Task – Set the data down again, exactly as it reads, but without the pictures.

Figure contents as structured data:
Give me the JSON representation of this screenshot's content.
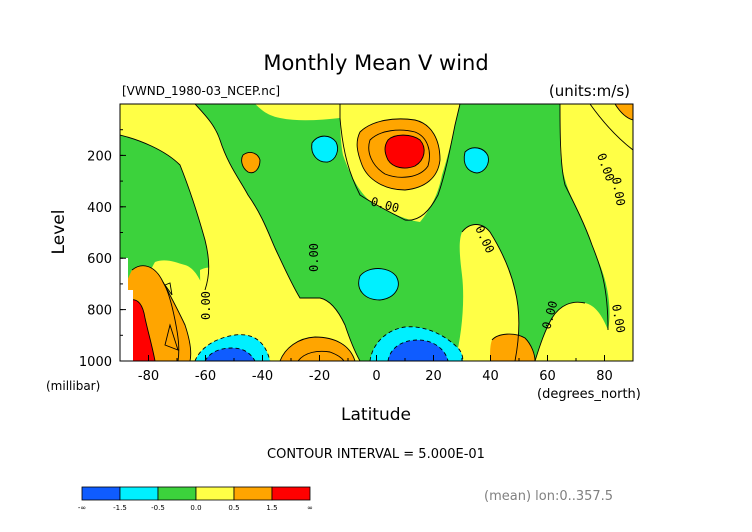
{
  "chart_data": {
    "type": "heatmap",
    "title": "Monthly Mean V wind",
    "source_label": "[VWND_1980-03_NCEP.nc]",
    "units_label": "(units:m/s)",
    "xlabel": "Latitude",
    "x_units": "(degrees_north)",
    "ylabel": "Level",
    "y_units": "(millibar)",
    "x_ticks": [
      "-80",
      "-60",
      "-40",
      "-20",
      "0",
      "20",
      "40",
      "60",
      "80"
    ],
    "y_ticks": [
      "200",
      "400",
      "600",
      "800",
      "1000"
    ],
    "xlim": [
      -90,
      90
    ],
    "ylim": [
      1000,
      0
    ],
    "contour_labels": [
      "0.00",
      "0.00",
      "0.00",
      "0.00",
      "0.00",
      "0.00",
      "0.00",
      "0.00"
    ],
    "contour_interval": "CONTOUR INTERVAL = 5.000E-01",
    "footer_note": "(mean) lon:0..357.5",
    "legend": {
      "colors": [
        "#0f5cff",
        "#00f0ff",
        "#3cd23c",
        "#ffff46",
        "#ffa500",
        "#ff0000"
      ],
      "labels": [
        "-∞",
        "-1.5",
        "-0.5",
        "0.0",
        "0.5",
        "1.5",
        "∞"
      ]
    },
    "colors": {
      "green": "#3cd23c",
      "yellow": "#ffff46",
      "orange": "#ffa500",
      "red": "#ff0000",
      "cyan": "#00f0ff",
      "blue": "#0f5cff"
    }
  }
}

Output below –
Give me the JSON representation of this screenshot's content.
{
  "chart_data": {
    "type": "heatmap",
    "title": "Monthly Mean V wind",
    "source_label": "[VWND_1980-03_NCEP.nc]",
    "units_label": "(units:m/s)",
    "xlabel": "Latitude",
    "x_units": "(degrees_north)",
    "ylabel": "Level",
    "y_units": "(millibar)",
    "x_ticks": [
      "-80",
      "-60",
      "-40",
      "-20",
      "0",
      "20",
      "40",
      "60",
      "80"
    ],
    "y_ticks": [
      "200",
      "400",
      "600",
      "800",
      "1000"
    ],
    "xlim": [
      -90,
      90
    ],
    "ylim": [
      1000,
      0
    ],
    "contour_labels": [
      "0.00",
      "0.00",
      "0.00",
      "0.00",
      "0.00",
      "0.00",
      "0.00",
      "0.00"
    ],
    "contour_interval": "CONTOUR INTERVAL = 5.000E-01",
    "footer_note": "(mean) lon:0..357.5",
    "legend": {
      "colors": [
        "#0f5cff",
        "#00f0ff",
        "#3cd23c",
        "#ffff46",
        "#ffa500",
        "#ff0000"
      ],
      "labels": [
        "-∞",
        "-1.5",
        "-0.5",
        "0.0",
        "0.5",
        "1.5",
        "∞"
      ]
    },
    "colors": {
      "green": "#3cd23c",
      "yellow": "#ffff46",
      "orange": "#ffa500",
      "red": "#ff0000",
      "cyan": "#00f0ff",
      "blue": "#0f5cff"
    }
  }
}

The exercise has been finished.